Records for the task:
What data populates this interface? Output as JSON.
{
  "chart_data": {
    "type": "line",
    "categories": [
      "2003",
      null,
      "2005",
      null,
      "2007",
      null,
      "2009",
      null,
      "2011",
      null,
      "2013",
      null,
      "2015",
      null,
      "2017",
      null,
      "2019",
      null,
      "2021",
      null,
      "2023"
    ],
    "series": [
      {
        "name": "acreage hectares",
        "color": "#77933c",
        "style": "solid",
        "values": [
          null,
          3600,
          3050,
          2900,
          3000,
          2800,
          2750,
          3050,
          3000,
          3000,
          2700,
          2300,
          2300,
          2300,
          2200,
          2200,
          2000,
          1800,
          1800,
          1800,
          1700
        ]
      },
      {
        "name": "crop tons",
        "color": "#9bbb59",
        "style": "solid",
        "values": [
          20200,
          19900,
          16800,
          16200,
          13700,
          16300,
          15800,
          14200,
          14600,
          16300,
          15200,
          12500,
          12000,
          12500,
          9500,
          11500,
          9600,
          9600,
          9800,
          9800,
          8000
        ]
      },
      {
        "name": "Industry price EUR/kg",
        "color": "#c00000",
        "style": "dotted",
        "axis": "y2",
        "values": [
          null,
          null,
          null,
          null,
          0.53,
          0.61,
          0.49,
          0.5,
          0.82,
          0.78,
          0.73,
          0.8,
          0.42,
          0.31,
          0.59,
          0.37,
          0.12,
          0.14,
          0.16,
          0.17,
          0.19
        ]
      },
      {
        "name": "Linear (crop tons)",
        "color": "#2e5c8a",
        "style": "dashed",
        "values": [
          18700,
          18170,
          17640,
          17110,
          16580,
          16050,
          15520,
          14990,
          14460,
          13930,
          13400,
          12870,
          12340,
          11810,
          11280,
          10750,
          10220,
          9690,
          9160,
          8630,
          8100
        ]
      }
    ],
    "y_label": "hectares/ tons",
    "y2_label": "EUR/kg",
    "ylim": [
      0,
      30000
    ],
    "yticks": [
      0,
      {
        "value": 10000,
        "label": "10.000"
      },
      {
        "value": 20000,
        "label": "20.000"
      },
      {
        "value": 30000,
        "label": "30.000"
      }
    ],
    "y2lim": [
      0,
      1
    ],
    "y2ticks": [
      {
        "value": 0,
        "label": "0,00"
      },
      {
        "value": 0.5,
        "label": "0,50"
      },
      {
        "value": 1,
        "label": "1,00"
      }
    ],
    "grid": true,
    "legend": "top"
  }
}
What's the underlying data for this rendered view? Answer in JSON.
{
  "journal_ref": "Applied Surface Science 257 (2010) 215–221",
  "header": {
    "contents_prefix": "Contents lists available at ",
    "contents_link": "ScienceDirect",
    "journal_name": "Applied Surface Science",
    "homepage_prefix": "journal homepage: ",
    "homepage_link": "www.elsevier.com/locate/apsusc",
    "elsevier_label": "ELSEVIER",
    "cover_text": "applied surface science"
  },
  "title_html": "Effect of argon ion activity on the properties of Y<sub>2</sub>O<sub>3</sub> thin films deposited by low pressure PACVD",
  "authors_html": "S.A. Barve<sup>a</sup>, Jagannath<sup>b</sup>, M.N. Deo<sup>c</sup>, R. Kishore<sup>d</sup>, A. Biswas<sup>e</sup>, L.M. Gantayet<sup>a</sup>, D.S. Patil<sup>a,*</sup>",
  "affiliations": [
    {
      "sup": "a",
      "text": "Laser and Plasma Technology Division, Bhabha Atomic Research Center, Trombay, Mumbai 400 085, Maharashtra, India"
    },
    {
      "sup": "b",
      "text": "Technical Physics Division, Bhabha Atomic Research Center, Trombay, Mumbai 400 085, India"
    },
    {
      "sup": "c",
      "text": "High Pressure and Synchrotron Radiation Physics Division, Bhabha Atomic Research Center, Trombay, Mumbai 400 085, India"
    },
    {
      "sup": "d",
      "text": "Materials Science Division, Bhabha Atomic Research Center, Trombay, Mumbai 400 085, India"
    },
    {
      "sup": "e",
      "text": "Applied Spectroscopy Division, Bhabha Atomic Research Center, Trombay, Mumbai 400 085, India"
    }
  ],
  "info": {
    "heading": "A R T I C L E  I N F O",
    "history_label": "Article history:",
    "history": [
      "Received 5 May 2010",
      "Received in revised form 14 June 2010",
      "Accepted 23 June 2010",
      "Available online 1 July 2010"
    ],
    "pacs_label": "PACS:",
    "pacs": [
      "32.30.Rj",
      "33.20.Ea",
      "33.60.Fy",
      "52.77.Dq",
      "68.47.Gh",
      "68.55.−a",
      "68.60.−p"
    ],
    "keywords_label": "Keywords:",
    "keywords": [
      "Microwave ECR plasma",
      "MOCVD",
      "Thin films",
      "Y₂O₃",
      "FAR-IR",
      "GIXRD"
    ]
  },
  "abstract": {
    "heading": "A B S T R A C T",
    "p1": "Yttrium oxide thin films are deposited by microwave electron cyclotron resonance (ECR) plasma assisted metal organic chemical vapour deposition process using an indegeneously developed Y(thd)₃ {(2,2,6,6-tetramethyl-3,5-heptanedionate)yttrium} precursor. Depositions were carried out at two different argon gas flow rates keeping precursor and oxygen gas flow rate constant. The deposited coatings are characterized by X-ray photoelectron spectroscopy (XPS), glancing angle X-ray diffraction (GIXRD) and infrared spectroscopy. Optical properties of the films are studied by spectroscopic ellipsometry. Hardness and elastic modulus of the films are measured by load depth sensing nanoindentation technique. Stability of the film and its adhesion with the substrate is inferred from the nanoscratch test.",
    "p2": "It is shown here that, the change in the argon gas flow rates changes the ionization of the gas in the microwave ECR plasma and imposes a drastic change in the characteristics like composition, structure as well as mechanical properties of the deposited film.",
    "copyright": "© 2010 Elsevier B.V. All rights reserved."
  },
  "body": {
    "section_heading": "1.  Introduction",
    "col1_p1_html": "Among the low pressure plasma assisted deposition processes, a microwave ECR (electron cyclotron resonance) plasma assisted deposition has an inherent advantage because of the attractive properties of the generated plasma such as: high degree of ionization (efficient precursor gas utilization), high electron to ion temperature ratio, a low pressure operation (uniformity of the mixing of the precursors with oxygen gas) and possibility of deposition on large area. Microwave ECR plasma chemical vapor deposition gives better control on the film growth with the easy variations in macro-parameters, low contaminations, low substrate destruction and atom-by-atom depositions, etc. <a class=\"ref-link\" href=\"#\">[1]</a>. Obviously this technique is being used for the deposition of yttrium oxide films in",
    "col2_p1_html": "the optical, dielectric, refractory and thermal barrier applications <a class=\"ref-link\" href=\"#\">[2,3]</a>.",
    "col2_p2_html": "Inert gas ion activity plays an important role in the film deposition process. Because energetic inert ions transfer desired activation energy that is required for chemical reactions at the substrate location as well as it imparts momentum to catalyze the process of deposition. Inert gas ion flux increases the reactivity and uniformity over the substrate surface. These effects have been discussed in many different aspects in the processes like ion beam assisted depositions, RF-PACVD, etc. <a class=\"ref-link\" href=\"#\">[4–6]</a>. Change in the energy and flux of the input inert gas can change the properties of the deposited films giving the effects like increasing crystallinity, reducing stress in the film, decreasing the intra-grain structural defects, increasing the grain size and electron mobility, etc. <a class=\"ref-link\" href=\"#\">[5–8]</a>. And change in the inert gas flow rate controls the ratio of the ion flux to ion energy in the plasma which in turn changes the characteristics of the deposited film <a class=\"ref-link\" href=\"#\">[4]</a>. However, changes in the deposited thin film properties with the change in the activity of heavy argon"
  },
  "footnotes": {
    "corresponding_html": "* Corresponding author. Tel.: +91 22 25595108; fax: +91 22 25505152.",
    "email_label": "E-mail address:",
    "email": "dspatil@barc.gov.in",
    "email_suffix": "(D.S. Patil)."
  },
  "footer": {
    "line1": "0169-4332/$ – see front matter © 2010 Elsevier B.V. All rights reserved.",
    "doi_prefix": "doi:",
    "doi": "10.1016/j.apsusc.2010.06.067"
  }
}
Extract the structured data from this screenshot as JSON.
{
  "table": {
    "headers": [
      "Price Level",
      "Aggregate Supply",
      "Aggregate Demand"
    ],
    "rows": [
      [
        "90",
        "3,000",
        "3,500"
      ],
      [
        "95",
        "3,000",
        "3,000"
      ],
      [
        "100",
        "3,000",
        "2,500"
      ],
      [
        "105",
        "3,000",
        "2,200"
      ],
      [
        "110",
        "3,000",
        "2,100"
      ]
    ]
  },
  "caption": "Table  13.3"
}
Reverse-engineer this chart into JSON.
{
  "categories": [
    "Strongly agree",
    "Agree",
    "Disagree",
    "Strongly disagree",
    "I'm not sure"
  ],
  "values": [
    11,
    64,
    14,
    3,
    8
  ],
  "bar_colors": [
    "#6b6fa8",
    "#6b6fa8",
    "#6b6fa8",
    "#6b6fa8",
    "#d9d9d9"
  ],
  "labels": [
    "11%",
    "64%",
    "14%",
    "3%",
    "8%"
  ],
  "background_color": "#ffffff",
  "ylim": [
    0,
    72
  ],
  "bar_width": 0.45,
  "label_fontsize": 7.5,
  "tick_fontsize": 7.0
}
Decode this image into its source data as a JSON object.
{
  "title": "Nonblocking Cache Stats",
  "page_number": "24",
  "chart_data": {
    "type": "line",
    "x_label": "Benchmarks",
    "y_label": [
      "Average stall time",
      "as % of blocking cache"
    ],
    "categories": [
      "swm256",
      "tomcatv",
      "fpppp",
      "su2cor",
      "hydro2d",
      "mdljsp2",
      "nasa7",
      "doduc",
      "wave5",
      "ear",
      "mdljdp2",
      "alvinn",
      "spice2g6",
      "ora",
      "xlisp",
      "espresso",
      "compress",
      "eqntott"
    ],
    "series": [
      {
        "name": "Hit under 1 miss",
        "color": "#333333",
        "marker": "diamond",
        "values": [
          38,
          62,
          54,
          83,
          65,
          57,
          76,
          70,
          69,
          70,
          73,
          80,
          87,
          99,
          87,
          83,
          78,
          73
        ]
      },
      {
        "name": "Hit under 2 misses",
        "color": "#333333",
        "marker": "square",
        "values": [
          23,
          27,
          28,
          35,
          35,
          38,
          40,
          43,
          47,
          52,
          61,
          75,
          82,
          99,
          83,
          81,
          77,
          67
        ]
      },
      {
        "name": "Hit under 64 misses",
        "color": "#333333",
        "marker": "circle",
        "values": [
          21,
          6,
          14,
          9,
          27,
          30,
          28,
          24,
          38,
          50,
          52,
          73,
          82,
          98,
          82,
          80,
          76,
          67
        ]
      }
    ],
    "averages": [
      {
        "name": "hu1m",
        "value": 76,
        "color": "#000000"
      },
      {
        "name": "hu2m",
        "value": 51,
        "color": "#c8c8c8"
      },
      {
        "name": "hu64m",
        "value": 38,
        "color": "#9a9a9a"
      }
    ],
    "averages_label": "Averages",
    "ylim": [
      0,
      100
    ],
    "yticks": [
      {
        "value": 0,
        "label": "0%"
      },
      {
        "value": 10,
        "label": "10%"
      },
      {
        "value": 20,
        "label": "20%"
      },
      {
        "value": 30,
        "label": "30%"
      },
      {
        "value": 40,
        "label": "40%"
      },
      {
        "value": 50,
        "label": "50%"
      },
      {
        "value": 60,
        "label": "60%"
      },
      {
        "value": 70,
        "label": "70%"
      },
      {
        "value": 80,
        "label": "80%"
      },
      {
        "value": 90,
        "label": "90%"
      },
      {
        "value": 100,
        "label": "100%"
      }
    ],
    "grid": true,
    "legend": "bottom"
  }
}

Aim of the task:
List all lines above in which the string "Physics" appears.

Response to the task:
      "text": "Technical Physics Division, Bhabha Atomic Research Center, Trombay, Mumbai 400 085, India"
      "text": "High Pressure and Synchrotron Radiation Physics Division, Bhabha Atomic Research Center, Trombay, Mumbai 400 085, India"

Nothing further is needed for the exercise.